Start Supplied material

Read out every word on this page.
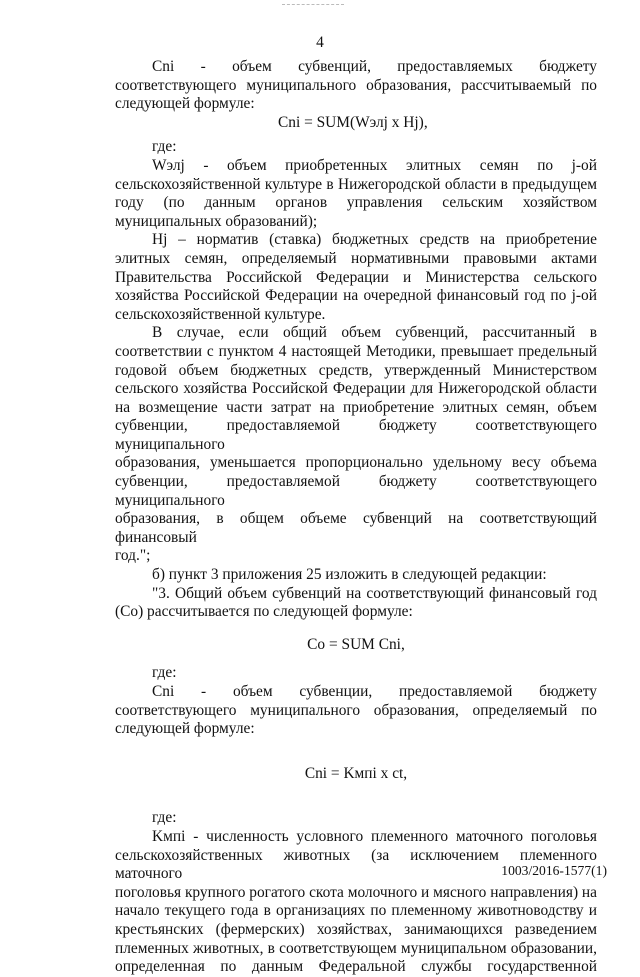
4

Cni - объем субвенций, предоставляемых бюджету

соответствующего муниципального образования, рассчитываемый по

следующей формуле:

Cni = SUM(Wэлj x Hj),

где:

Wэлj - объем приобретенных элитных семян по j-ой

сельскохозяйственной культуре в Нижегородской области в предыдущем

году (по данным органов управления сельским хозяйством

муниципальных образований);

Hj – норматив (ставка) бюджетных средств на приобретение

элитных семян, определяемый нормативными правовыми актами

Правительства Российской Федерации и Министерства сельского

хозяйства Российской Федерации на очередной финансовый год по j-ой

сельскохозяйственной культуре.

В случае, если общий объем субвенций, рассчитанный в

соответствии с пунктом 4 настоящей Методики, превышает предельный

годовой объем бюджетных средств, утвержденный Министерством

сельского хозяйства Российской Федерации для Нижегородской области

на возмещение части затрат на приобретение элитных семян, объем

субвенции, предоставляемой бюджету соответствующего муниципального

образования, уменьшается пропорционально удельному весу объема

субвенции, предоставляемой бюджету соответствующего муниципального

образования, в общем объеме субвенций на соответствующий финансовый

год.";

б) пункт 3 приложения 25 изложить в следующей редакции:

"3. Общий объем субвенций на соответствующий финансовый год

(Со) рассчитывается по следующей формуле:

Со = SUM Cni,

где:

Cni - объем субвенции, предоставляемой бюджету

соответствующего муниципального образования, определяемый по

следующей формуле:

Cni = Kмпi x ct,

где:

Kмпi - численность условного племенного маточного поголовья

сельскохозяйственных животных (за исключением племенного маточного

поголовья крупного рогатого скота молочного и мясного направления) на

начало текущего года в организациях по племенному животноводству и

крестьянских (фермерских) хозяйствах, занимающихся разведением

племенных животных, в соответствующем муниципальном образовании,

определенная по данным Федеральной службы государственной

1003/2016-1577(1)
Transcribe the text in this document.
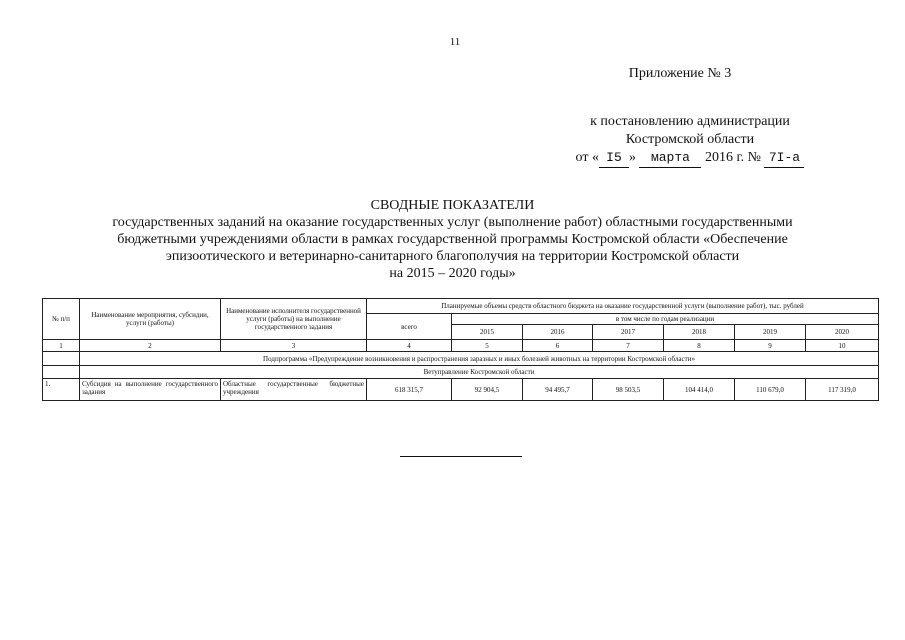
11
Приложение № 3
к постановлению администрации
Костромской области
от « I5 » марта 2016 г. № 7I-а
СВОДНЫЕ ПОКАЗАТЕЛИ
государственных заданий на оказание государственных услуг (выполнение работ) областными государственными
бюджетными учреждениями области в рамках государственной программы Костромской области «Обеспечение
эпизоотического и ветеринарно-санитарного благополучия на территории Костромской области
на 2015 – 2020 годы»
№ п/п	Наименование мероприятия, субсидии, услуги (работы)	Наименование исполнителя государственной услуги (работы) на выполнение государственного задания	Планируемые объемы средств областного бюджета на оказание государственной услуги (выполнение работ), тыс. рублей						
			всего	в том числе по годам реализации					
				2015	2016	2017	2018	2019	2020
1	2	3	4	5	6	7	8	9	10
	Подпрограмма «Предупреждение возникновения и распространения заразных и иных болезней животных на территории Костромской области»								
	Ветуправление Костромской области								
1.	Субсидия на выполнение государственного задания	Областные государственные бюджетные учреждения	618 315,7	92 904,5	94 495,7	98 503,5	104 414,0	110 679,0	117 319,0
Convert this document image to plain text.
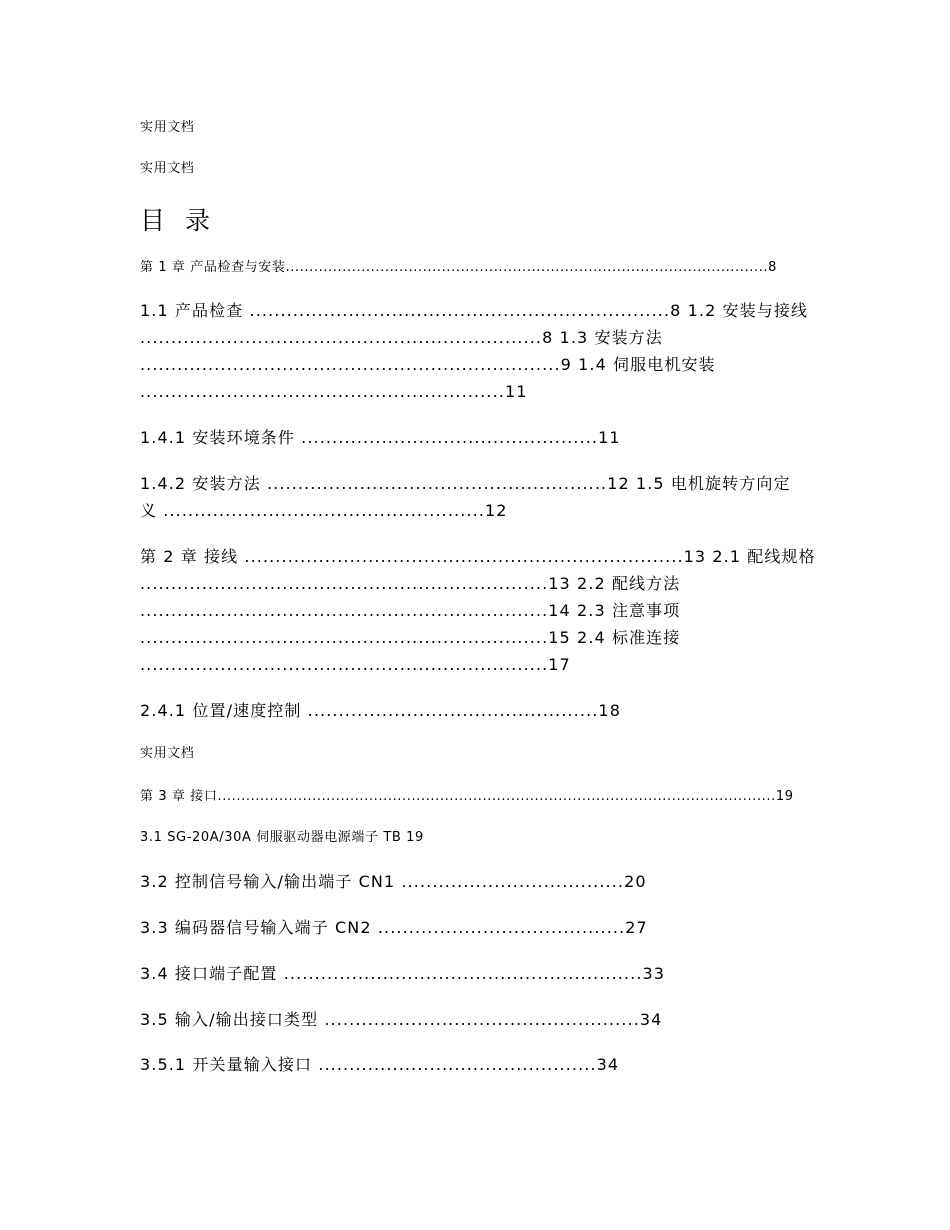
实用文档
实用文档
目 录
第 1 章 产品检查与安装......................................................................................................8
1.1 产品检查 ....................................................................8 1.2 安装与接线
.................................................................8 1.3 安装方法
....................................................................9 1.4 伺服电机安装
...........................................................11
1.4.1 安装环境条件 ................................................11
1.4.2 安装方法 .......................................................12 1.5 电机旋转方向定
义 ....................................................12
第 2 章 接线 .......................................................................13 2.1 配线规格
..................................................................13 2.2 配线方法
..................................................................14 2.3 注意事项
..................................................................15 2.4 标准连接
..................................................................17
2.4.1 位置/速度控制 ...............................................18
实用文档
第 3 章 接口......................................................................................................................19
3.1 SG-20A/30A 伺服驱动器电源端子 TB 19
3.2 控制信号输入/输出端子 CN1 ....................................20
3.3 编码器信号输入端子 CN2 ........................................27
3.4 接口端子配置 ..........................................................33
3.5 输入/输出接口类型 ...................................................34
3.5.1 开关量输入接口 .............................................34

End Supplied material

- [Written problem] Your copy of the data should match it exactly, except that pictures are left out.

- [Full solution]
Read out every word on this page.
4

Cni - объем субвенций, предоставляемых бюджету

соответствующего муниципального образования, рассчитываемый по

следующей формуле:

Cni = SUM(Wэлj x Hj),

где:

Wэлj - объем приобретенных элитных семян по j-ой

сельскохозяйственной культуре в Нижегородской области в предыдущем

году (по данным органов управления сельским хозяйством

муниципальных образований);

Hj – норматив (ставка) бюджетных средств на приобретение

элитных семян, определяемый нормативными правовыми актами

Правительства Российской Федерации и Министерства сельского

хозяйства Российской Федерации на очередной финансовый год по j-ой

сельскохозяйственной культуре.

В случае, если общий объем субвенций, рассчитанный в

соответствии с пунктом 4 настоящей Методики, превышает предельный

годовой объем бюджетных средств, утвержденный Министерством

сельского хозяйства Российской Федерации для Нижегородской области

на возмещение части затрат на приобретение элитных семян, объем

субвенции, предоставляемой бюджету соответствующего муниципального

образования, уменьшается пропорционально удельному весу объема

субвенции, предоставляемой бюджету соответствующего муниципального

образования, в общем объеме субвенций на соответствующий финансовый

год.";

б) пункт 3 приложения 25 изложить в следующей редакции:

"3. Общий объем субвенций на соответствующий финансовый год

(Со) рассчитывается по следующей формуле:

Со = SUM Cni,

где:

Cni - объем субвенции, предоставляемой бюджету

соответствующего муниципального образования, определяемый по

следующей формуле:

Cni = Kмпi x ct,

где:

Kмпi - численность условного племенного маточного поголовья

сельскохозяйственных животных (за исключением племенного маточного

поголовья крупного рогатого скота молочного и мясного направления) на

начало текущего года в организациях по племенному животноводству и

крестьянских (фермерских) хозяйствах, занимающихся разведением

племенных животных, в соответствующем муниципальном образовании,

определенная по данным Федеральной службы государственной

1003/2016-1577(1)
Transcribe the text in this document.
11
Приложение № 3
к постановлению администрации
Костромской области
от « I5 » марта 2016 г. № 7I-а
СВОДНЫЕ ПОКАЗАТЕЛИ
государственных заданий на оказание государственных услуг (выполнение работ) областными государственными
бюджетными учреждениями области в рамках государственной программы Костромской области «Обеспечение
эпизоотического и ветеринарно-санитарного благополучия на территории Костромской области
на 2015 – 2020 годы»
№ п/п	Наименование мероприятия, субсидии, услуги (работы)	Наименование исполнителя государственной услуги (работы) на выполнение государственного задания	Планируемые объемы средств областного бюджета на оказание государственной услуги (выполнение работ), тыс. рублей						
			всего	в том числе по годам реализации					
				2015	2016	2017	2018	2019	2020
1	2	3	4	5	6	7	8	9	10
	Подпрограмма «Предупреждение возникновения и распространения заразных и иных болезней животных на территории Костромской области»								
	Ветуправление Костромской области								
1.	Субсидия на выполнение государственного задания	Областные государственные бюджетные учреждения	618 315,7	92 904,5	94 495,7	98 503,5	104 414,0	110 679,0	117 319,0
Convert this document image to plain text.
实用文档
实用文档
目 录
第 1 章 产品检查与安装......................................................................................................8
1.1 产品检查 ....................................................................8 1.2 安装与接线
.................................................................8 1.3 安装方法
....................................................................9 1.4 伺服电机安装
...........................................................11
1.4.1 安装环境条件 ................................................11
1.4.2 安装方法 .......................................................12 1.5 电机旋转方向定
义 ....................................................12
第 2 章 接线 .......................................................................13 2.1 配线规格
..................................................................13 2.2 配线方法
..................................................................14 2.3 注意事项
..................................................................15 2.4 标准连接
..................................................................17
2.4.1 位置/速度控制 ...............................................18
实用文档
第 3 章 接口......................................................................................................................19
3.1 SG-20A/30A 伺服驱动器电源端子 TB 19
3.2 控制信号输入/输出端子 CN1 ....................................20
3.3 编码器信号输入端子 CN2 ........................................27
3.4 接口端子配置 ..........................................................33
3.5 输入/输出接口类型 ...................................................34
3.5.1 开关量输入接口 .............................................34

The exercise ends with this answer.